*Problem to solve*: The data must be returned in full and exactly as given.

(Stored items)
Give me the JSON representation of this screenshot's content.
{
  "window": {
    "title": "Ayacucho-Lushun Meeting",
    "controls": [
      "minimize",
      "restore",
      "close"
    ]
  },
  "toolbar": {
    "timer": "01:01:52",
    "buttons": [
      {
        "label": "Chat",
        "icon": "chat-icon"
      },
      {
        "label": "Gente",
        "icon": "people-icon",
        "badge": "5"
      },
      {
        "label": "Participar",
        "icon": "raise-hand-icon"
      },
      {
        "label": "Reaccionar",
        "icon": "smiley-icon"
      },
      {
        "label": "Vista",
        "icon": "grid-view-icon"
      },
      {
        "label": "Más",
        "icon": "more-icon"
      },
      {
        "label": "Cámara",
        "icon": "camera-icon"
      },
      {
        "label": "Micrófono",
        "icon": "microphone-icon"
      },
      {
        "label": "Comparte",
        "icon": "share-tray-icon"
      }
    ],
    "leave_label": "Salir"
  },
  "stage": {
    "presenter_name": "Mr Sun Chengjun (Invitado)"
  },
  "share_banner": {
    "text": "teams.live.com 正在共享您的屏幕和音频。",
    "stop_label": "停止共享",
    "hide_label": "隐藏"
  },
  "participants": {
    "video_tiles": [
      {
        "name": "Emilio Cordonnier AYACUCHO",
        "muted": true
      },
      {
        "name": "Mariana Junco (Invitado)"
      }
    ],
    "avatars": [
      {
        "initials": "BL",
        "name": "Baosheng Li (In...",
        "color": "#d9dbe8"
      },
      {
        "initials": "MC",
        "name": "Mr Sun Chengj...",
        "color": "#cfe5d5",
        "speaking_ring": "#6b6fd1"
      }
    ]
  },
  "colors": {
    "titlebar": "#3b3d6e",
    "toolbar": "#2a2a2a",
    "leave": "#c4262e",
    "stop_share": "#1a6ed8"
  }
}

*Response*:
Give me the JSON representation of this screenshot's content.
{
  "window": {
    "title": "Ayacucho-Lushun Meeting",
    "controls": [
      "minimize",
      "restore",
      "close"
    ]
  },
  "toolbar": {
    "timer": "01:01:52",
    "buttons": [
      {
        "label": "Chat",
        "icon": "chat-icon"
      },
      {
        "label": "Gente",
        "icon": "people-icon",
        "badge": "5"
      },
      {
        "label": "Participar",
        "icon": "raise-hand-icon"
      },
      {
        "label": "Reaccionar",
        "icon": "smiley-icon"
      },
      {
        "label": "Vista",
        "icon": "grid-view-icon"
      },
      {
        "label": "Más",
        "icon": "more-icon"
      },
      {
        "label": "Cámara",
        "icon": "camera-icon"
      },
      {
        "label": "Micrófono",
        "icon": "microphone-icon"
      },
      {
        "label": "Comparte",
        "icon": "share-tray-icon"
      }
    ],
    "leave_label": "Salir"
  },
  "stage": {
    "presenter_name": "Mr Sun Chengjun (Invitado)"
  },
  "share_banner": {
    "text": "teams.live.com 正在共享您的屏幕和音频。",
    "stop_label": "停止共享",
    "hide_label": "隐藏"
  },
  "participants": {
    "video_tiles": [
      {
        "name": "Emilio Cordonnier AYACUCHO",
        "muted": true
      },
      {
        "name": "Mariana Junco (Invitado)"
      }
    ],
    "avatars": [
      {
        "initials": "BL",
        "name": "Baosheng Li (In...",
        "color": "#d9dbe8"
      },
      {
        "initials": "MC",
        "name": "Mr Sun Chengj...",
        "color": "#cfe5d5",
        "speaking_ring": "#6b6fd1"
      }
    ]
  },
  "colors": {
    "titlebar": "#3b3d6e",
    "toolbar": "#2a2a2a",
    "leave": "#c4262e",
    "stop_share": "#1a6ed8"
  }
}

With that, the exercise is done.